Source records

• • •

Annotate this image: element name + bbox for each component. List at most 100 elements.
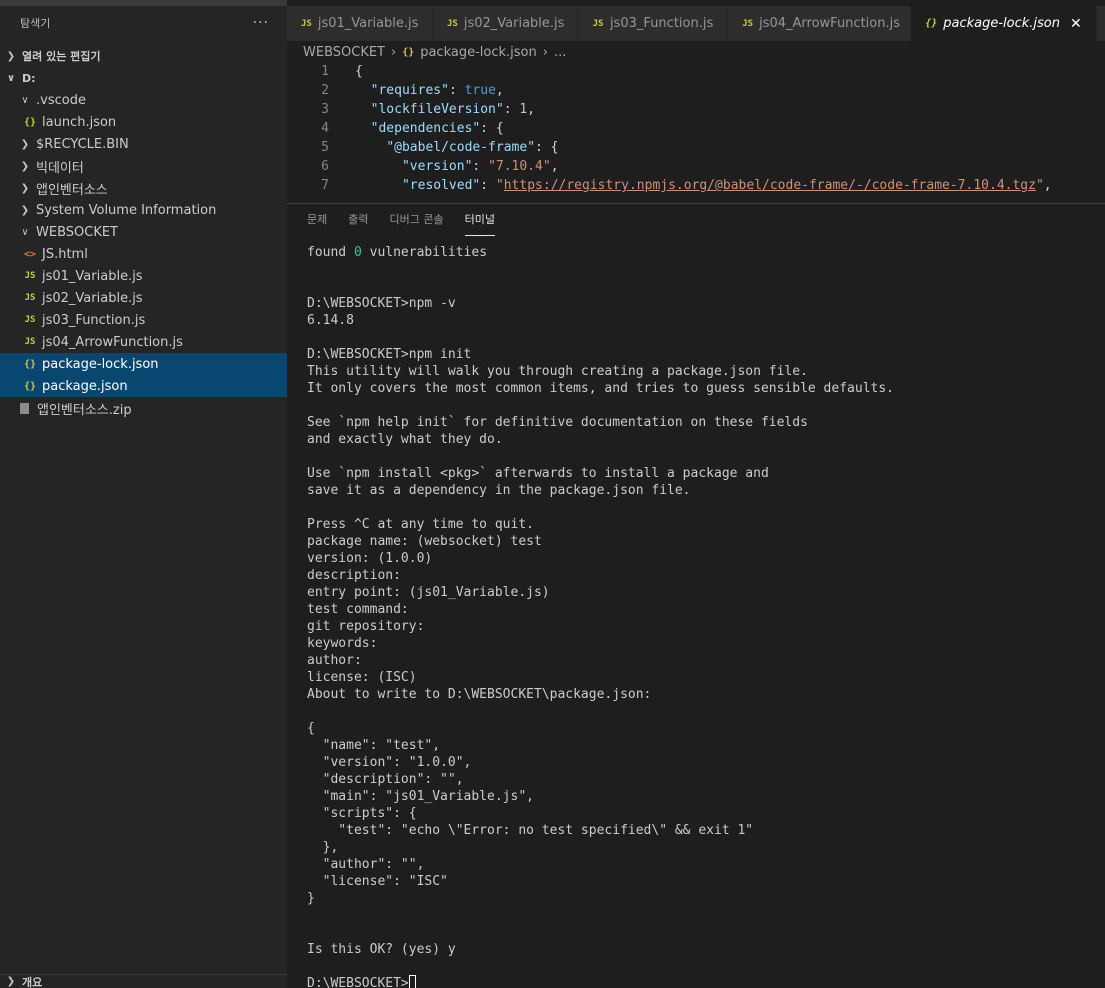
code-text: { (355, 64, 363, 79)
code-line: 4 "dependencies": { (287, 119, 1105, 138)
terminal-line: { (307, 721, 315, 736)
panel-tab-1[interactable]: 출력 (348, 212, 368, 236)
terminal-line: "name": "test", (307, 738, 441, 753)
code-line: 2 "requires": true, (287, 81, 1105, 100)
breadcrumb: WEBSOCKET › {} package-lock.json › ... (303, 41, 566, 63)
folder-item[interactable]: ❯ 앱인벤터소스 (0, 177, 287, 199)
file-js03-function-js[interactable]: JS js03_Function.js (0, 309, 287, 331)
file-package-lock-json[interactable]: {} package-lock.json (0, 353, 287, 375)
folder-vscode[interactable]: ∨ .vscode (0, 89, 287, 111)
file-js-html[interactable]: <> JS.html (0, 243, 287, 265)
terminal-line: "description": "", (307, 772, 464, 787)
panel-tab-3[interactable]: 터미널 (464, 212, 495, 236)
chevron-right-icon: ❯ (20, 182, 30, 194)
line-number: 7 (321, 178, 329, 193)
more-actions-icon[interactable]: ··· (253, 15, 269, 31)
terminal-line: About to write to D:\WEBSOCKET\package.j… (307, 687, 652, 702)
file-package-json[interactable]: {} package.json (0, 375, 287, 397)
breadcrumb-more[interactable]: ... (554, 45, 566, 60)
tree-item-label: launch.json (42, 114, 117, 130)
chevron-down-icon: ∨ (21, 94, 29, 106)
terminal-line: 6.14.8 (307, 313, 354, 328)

• • •

▶ [Problem details] Find each line in the entries that contains the string "breadcrumb" and copy it in full. Case counts.

▶ [Answer below]
breadcrumb: WEBSOCKET › {} package-lock.json › ... (303, 41, 566, 63)
breadcrumb-more[interactable]: ... (554, 45, 566, 60)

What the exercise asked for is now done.